• Task 1:
Using the affordable housing text, decide whether each statement below agrees with it. Answer yes or no for each and quote the words from the text that settle it.
(a) Federal standards say housing costs, including utilities, should be no more than 30% of total income.
(b) Homeownership programs generally serve residents earning up to 60% of median.
(c) A three-person household at the rental income limit can afford $1,191 in rent.
• Task 2:
Write out the part of the affordable housing text starting at "Homeownership programs generally" and ending at "can afford $268,600.".
• Task 3:
List each distinct percentage figure that appears in the affordable housing text.

The difference between the home price a household can afford and the current market price of a typical home for that household size. A deficit or shortage in affordable housing for a region is the difference between the number of affordable homes available and the number of homes needed to house all of that region’s low-income residents.

Affordable Housing

According to federal government standards, housing, including utilities, should cost no more than 30% of your total income. Publicly-subsidized rental housing usually has income restrictions, dictating that tenants cannot not earn more than 60% of area median income (see “Area Median Income” below). For King County in 2014, this equates to an annual income of $37,080 ($3,090 monthly) for a one-person household, or $47,640 ($3,970 monthly) for a three-person households. At these income levels, an individual can afford to spend $927 per month on rent, and a three-person household can afford $1,191 in rent without spending more than 30% of their monthly income.

Homeownership programs generally serve residents earning up to 80% of median, or $44,750 for an individual or $63,900 for a three-person household. At these income levels, an individual can afford a house priced at $188,100, and a three-person household can afford $268,600.

Area Median Income (AMI)

• Dataset:
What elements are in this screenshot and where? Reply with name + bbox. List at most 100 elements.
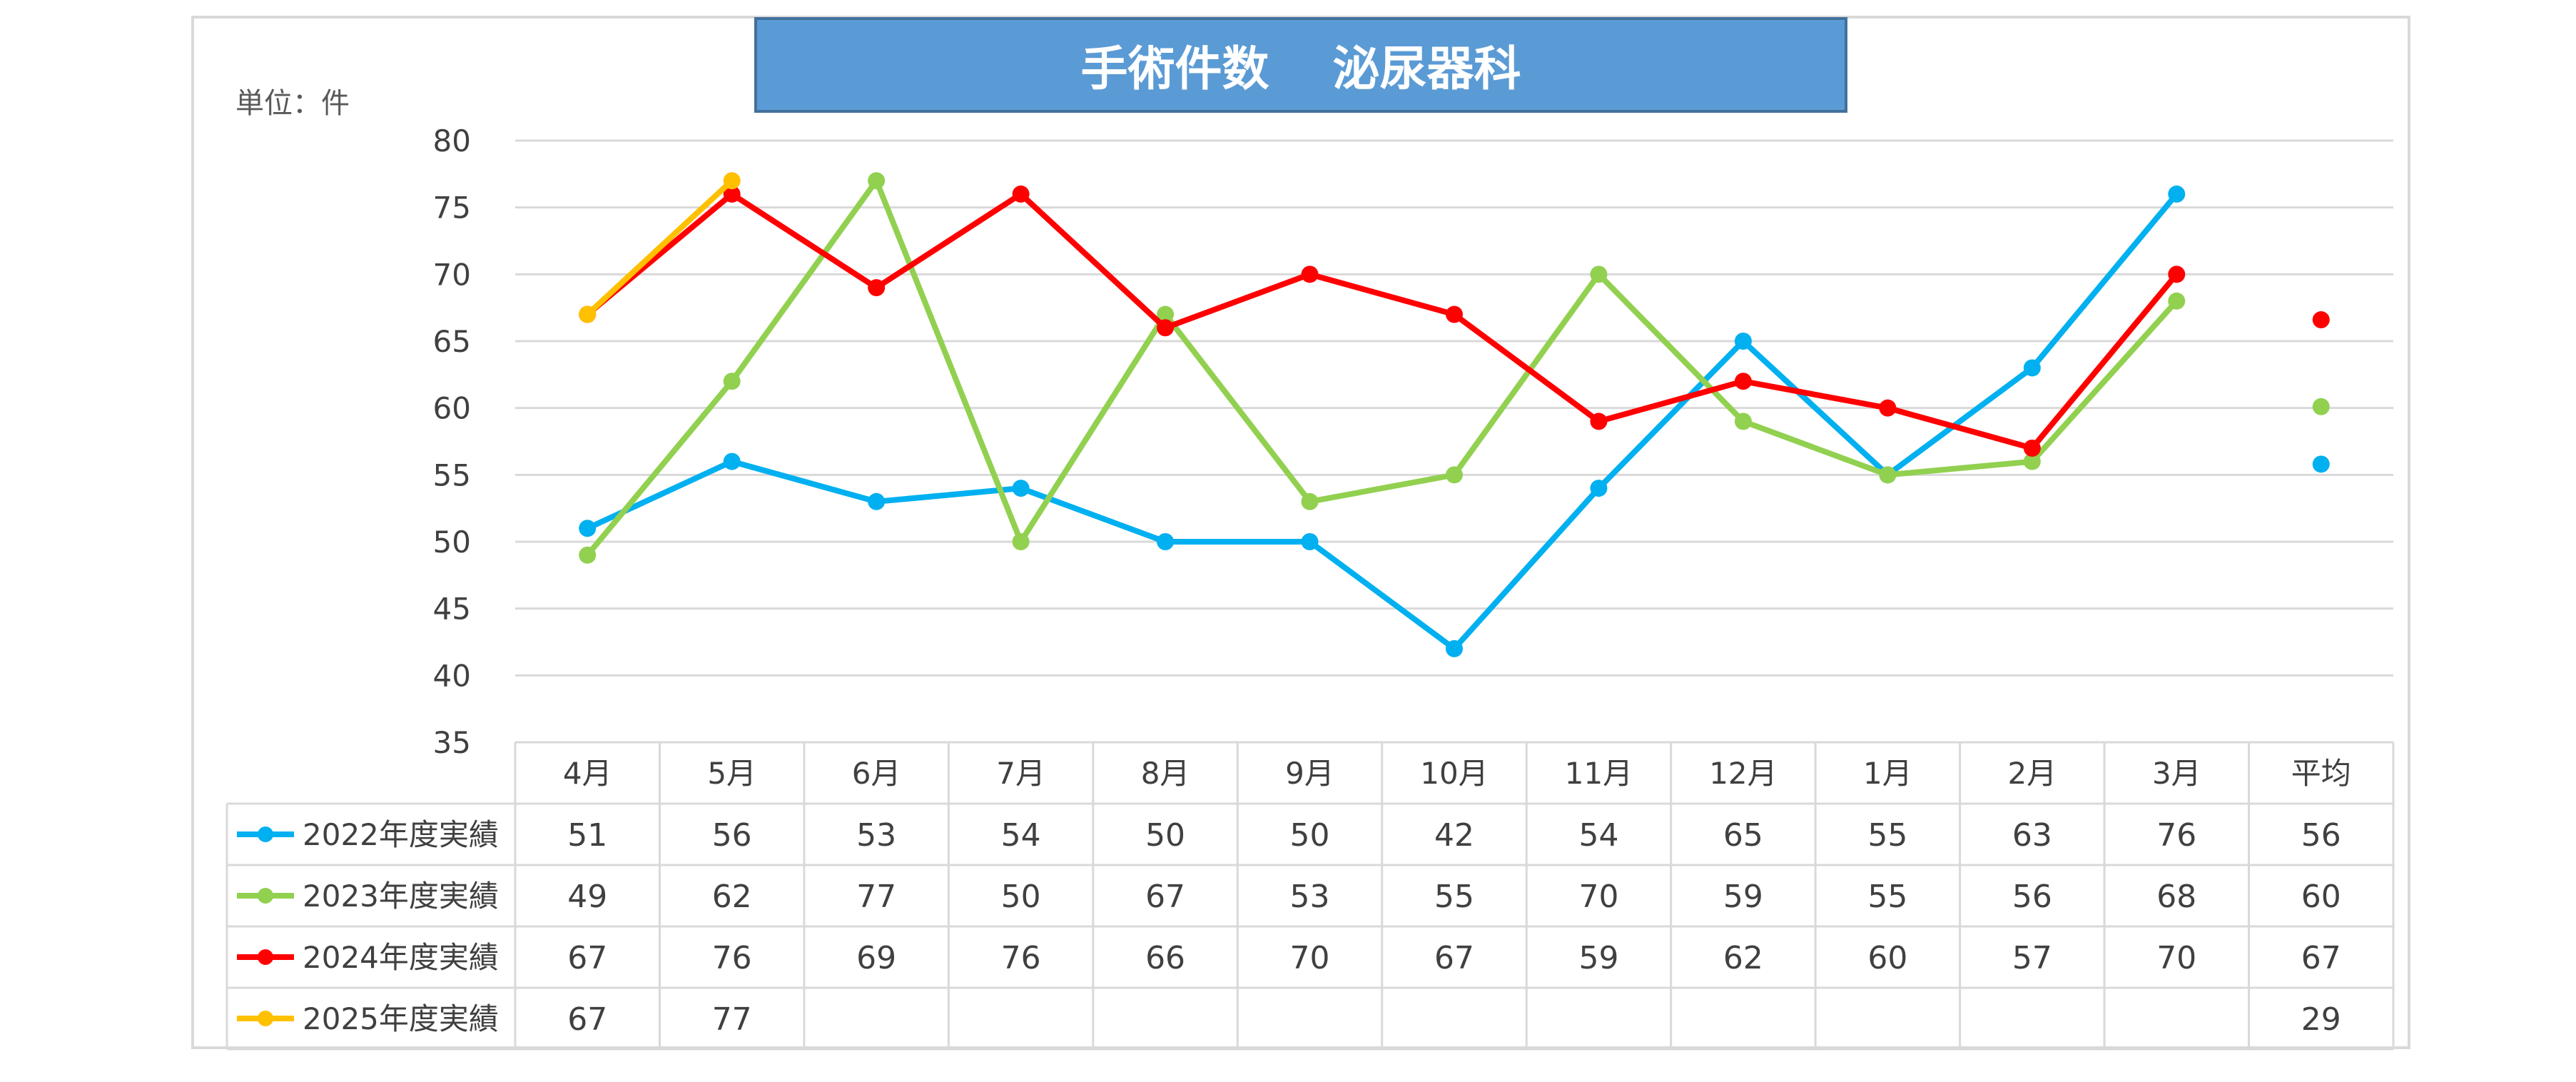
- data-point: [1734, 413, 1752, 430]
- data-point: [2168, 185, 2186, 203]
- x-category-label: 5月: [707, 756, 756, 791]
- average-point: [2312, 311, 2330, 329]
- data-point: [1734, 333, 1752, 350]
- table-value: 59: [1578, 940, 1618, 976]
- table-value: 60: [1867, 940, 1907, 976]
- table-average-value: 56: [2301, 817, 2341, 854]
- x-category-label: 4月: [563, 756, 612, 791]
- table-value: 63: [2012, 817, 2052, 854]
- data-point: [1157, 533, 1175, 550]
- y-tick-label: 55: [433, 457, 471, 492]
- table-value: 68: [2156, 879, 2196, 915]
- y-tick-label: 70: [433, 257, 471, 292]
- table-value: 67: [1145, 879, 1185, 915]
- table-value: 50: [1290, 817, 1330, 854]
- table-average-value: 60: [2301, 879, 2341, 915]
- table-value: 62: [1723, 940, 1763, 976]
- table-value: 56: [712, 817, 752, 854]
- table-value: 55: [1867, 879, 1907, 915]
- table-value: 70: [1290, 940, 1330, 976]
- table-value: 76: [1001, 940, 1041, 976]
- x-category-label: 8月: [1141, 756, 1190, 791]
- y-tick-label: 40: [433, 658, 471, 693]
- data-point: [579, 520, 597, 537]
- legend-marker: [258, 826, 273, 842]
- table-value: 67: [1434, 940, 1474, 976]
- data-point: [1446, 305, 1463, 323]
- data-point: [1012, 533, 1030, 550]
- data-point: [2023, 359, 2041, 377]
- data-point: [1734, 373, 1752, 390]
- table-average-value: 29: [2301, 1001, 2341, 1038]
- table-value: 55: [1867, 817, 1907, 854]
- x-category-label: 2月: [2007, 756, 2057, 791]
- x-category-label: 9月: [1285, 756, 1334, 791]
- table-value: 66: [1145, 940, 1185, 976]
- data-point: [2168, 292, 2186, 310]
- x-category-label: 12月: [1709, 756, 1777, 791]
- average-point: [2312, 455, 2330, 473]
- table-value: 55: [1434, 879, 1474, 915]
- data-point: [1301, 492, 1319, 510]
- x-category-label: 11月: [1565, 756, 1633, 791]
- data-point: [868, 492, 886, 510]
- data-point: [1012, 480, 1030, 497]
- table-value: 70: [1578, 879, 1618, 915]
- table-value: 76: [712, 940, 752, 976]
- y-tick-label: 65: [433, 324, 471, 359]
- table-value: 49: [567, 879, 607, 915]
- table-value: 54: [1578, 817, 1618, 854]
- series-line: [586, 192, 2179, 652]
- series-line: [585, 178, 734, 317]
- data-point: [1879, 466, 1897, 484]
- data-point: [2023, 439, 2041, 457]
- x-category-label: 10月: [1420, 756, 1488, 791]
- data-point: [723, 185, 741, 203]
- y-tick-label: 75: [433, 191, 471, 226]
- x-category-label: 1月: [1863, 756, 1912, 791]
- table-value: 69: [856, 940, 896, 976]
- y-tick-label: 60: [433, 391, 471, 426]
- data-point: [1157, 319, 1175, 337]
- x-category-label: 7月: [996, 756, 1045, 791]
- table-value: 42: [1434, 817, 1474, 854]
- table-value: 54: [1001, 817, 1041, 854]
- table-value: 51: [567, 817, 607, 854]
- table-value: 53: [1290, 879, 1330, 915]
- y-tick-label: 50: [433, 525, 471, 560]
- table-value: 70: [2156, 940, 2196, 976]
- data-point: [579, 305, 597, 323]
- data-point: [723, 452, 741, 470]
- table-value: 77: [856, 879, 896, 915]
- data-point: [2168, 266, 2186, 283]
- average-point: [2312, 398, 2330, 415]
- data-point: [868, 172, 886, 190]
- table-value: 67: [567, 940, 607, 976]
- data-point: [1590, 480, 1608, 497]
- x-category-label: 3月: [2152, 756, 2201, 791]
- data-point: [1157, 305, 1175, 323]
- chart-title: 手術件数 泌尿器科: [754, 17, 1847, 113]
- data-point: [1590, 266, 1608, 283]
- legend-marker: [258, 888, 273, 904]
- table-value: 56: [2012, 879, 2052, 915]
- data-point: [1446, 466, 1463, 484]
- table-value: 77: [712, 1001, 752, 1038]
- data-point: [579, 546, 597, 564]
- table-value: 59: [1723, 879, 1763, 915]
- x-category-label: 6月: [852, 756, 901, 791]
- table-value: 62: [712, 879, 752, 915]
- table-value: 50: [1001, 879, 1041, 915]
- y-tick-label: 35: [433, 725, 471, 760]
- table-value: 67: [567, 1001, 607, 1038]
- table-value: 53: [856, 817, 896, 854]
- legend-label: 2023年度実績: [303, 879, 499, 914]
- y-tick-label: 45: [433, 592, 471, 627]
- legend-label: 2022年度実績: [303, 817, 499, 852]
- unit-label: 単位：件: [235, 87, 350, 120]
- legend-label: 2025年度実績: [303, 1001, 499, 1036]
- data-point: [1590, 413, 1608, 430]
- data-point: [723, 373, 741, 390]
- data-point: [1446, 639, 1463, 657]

...

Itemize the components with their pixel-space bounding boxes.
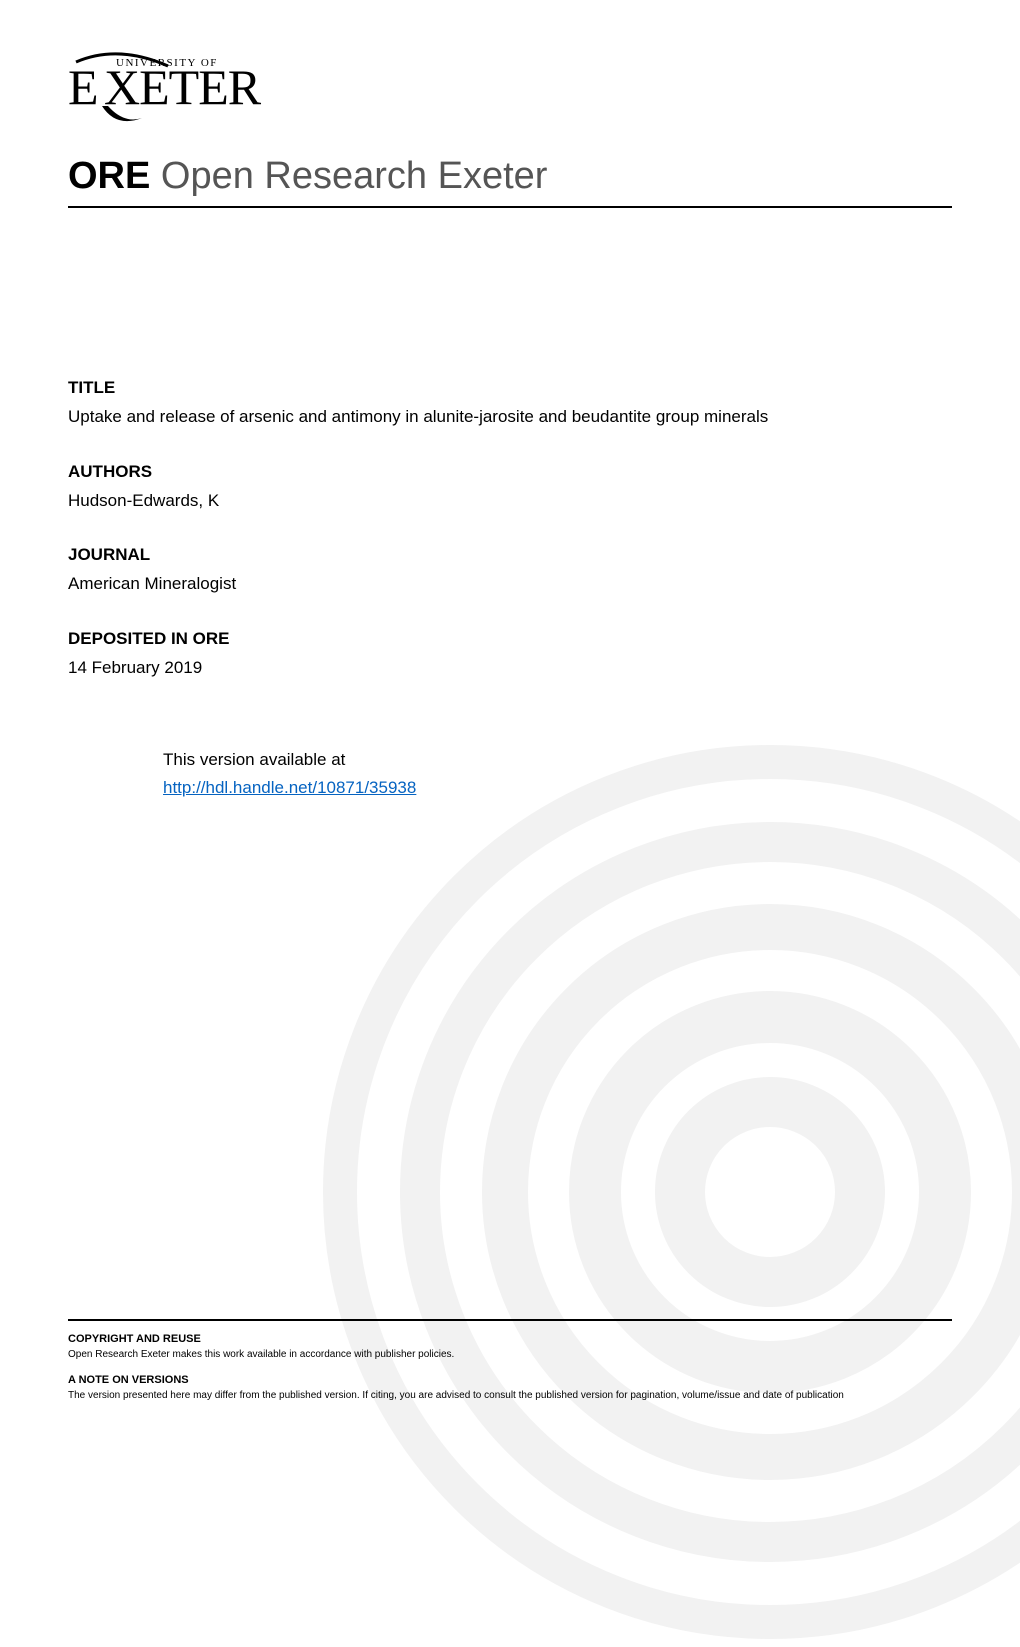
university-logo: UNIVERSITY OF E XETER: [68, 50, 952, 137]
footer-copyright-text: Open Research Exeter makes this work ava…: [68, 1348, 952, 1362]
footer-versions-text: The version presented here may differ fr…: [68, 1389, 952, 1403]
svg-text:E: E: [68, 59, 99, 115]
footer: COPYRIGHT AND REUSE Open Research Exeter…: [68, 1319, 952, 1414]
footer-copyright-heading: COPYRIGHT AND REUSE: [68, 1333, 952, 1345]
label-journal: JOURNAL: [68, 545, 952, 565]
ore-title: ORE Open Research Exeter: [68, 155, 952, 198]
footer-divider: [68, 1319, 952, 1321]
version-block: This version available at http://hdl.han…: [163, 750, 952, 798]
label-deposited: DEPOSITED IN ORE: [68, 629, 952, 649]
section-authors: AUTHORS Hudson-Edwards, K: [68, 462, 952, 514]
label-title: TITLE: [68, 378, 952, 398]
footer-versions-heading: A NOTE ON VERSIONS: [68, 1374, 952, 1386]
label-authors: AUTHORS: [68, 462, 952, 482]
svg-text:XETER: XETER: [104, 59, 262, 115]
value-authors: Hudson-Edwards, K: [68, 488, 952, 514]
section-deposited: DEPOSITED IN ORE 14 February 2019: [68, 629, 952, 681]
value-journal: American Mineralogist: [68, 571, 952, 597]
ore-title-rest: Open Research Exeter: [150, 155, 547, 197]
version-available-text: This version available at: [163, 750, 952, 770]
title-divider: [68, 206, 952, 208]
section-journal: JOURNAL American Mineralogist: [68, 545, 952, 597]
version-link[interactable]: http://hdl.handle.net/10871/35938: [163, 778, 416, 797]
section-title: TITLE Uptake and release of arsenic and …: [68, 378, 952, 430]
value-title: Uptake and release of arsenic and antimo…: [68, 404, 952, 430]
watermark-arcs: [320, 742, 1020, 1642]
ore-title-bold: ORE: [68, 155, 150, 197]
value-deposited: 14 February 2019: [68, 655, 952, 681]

---

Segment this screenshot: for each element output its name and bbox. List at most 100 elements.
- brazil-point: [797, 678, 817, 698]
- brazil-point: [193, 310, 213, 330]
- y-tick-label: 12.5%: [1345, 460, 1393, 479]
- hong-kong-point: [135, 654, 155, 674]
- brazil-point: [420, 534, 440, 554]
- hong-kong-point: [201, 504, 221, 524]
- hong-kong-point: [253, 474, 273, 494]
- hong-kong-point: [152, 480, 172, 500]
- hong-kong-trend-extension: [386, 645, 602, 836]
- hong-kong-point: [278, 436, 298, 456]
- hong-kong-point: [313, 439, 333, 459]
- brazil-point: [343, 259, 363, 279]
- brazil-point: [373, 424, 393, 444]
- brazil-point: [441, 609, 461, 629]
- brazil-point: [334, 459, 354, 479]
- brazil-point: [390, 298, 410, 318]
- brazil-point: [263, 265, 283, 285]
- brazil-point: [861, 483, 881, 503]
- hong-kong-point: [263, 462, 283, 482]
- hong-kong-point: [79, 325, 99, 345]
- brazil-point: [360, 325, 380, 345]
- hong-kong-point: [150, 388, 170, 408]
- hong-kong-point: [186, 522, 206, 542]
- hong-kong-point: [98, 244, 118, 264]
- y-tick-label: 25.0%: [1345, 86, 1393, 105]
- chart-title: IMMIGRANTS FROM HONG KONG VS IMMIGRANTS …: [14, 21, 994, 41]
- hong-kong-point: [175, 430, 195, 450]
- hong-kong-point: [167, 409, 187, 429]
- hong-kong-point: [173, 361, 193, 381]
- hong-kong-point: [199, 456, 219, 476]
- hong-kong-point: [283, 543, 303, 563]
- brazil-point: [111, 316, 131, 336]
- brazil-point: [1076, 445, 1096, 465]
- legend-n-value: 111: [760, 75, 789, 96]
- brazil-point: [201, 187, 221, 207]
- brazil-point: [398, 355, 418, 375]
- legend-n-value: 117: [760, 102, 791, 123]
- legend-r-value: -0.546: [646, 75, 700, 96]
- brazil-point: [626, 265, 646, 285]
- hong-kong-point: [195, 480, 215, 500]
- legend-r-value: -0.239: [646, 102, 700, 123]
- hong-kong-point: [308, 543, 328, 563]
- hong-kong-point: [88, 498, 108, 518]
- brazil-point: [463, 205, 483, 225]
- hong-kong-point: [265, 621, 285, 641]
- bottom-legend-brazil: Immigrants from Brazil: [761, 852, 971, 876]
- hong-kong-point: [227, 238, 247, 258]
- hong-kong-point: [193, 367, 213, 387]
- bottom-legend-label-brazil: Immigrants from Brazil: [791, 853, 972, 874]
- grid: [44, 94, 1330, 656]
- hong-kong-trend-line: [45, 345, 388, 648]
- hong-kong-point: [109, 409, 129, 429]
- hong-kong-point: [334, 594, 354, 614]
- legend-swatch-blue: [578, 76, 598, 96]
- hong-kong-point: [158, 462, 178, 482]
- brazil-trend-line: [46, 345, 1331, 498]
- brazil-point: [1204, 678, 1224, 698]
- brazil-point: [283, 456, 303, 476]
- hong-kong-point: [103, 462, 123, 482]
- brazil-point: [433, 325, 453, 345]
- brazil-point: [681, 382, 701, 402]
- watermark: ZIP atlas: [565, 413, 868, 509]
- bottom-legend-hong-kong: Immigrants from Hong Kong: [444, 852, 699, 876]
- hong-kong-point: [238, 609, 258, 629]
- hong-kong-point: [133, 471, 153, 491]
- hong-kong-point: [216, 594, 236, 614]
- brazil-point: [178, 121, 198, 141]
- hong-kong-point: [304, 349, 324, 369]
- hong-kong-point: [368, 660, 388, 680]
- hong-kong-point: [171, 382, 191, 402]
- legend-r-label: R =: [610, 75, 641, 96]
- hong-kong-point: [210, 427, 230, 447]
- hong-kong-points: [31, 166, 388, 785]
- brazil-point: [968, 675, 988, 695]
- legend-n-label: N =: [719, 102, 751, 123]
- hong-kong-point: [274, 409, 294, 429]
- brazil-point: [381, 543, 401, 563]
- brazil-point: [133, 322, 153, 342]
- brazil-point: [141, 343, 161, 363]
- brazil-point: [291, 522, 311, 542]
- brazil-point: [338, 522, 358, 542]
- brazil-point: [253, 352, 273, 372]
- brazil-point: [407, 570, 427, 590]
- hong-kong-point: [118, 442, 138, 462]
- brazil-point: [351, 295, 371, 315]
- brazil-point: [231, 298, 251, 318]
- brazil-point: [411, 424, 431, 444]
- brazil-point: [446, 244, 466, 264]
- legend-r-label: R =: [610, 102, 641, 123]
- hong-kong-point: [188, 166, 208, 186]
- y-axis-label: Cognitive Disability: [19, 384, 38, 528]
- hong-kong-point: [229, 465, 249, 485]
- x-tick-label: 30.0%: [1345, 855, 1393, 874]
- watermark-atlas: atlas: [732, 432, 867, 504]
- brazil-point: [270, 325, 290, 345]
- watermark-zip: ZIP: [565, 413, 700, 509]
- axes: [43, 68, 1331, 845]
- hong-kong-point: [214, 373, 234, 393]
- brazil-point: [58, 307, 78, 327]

• Complete response 1:
(a) Yes: "housing, including utilities, should cost no more than 30% of your total income"
(b) No: "Homeownership programs generally serve residents earning up to 80% of median"
(c) Yes: "a three-person household can afford $1,191 in rent"

• Complete response 2:
Homeownership programs generally serve residents earning up to 80% of median, or $44,750 for an individual or $63,900 for a three-person household. At these income levels, an individual can afford a house priced at $188,100, and a three-person household can afford $268,600.

• Complete response 3:
30%, 60%, 80%